Collection entries

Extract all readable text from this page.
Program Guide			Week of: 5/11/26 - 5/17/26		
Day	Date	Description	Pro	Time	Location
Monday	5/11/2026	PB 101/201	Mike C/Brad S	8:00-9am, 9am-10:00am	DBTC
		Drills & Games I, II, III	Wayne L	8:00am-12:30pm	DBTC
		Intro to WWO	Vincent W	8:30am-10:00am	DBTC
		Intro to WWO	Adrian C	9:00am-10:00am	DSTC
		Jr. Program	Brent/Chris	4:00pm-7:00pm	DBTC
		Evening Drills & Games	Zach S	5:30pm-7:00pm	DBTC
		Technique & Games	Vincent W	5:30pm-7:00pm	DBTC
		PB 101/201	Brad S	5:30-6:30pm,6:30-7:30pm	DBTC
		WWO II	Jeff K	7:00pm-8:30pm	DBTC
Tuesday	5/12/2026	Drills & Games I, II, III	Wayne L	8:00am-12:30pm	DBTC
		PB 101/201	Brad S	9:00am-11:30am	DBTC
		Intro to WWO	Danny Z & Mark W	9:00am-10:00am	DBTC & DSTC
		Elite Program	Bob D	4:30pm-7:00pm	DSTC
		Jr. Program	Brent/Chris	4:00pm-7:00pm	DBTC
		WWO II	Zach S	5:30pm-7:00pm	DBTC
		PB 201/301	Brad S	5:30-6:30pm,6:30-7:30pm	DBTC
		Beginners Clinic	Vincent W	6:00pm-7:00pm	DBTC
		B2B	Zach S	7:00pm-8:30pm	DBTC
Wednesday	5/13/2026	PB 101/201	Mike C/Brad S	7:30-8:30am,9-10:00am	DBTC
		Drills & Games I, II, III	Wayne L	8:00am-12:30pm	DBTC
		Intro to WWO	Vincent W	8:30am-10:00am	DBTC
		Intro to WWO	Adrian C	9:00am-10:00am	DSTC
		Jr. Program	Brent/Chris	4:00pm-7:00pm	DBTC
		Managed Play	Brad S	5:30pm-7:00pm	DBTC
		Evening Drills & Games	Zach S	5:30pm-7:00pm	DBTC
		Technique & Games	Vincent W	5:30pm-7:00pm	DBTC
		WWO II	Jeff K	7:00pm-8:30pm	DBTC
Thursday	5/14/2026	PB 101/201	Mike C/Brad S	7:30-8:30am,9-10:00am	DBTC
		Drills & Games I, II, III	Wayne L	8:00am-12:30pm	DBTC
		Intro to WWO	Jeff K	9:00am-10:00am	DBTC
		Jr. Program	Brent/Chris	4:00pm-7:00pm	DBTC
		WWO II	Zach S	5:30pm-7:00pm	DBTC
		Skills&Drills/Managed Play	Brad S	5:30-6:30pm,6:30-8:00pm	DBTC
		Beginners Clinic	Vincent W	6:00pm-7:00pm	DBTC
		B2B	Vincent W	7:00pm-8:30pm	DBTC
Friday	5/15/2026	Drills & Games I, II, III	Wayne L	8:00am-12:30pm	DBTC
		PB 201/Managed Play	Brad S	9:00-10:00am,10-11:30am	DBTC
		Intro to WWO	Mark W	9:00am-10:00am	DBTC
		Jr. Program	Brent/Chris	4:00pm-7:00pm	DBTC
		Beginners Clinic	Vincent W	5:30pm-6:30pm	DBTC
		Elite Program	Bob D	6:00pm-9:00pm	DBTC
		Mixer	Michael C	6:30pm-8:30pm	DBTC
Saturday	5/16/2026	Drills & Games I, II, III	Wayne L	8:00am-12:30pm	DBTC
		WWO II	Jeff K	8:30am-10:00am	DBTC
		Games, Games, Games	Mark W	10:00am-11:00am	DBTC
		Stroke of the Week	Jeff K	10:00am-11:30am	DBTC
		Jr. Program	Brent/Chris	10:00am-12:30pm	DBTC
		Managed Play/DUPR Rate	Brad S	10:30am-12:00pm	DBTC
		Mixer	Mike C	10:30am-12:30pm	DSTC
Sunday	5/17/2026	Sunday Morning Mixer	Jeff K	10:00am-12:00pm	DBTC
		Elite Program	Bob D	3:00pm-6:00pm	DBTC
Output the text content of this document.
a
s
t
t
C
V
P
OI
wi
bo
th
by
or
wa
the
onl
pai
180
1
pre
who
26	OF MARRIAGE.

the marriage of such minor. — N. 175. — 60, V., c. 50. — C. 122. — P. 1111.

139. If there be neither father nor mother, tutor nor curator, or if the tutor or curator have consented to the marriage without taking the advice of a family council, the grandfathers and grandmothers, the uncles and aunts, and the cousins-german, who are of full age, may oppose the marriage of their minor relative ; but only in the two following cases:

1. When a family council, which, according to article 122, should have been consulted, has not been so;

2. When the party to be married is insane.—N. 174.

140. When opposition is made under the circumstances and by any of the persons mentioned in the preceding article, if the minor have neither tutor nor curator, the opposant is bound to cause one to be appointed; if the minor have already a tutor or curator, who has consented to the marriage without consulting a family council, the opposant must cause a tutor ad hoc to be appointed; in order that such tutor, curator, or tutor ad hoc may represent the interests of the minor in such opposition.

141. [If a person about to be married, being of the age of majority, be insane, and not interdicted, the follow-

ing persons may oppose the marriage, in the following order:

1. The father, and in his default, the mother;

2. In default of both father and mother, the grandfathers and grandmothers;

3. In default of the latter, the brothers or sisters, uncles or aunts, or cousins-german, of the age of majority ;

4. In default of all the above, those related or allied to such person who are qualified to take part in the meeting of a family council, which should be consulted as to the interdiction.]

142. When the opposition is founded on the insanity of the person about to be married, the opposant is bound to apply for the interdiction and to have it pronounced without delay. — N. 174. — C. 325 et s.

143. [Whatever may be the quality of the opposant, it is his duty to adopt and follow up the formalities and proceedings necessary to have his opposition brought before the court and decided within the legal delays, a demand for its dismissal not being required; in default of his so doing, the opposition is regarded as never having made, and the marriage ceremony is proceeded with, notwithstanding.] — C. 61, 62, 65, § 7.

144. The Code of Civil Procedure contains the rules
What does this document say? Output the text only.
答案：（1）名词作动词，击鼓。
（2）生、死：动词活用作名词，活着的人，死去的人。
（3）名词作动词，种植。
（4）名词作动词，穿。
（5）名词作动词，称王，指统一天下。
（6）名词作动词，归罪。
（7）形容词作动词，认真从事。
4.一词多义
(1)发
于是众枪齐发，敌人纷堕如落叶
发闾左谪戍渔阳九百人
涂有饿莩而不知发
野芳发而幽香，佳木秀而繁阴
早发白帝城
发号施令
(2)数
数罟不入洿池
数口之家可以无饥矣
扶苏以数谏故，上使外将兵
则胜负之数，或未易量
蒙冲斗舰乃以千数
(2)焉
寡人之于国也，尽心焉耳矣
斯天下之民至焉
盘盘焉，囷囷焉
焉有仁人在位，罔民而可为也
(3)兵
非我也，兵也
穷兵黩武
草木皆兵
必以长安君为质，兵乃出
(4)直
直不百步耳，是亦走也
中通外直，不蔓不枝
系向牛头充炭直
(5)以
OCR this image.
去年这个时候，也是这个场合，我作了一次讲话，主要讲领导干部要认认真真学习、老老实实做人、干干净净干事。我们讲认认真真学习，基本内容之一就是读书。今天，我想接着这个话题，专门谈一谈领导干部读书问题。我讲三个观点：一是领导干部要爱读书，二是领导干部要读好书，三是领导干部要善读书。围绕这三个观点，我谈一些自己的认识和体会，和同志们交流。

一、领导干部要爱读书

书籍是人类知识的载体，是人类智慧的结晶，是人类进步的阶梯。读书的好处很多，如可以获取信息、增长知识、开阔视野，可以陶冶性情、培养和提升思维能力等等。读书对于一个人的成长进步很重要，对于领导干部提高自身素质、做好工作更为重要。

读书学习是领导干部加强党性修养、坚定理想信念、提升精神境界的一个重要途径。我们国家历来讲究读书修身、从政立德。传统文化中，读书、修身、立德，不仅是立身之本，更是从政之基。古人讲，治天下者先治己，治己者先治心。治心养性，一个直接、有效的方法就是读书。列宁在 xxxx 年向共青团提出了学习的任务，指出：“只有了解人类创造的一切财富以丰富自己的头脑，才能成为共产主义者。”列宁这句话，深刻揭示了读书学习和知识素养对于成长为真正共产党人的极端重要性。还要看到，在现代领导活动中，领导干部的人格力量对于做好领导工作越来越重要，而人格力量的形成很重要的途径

→ WHAT TO PRODUCE
Copy each line that contains the word "text".

→ FINISHED EXERCISE
Extract all readable text from this page.
Output the text content of this document.
What does this document say? Output the text only.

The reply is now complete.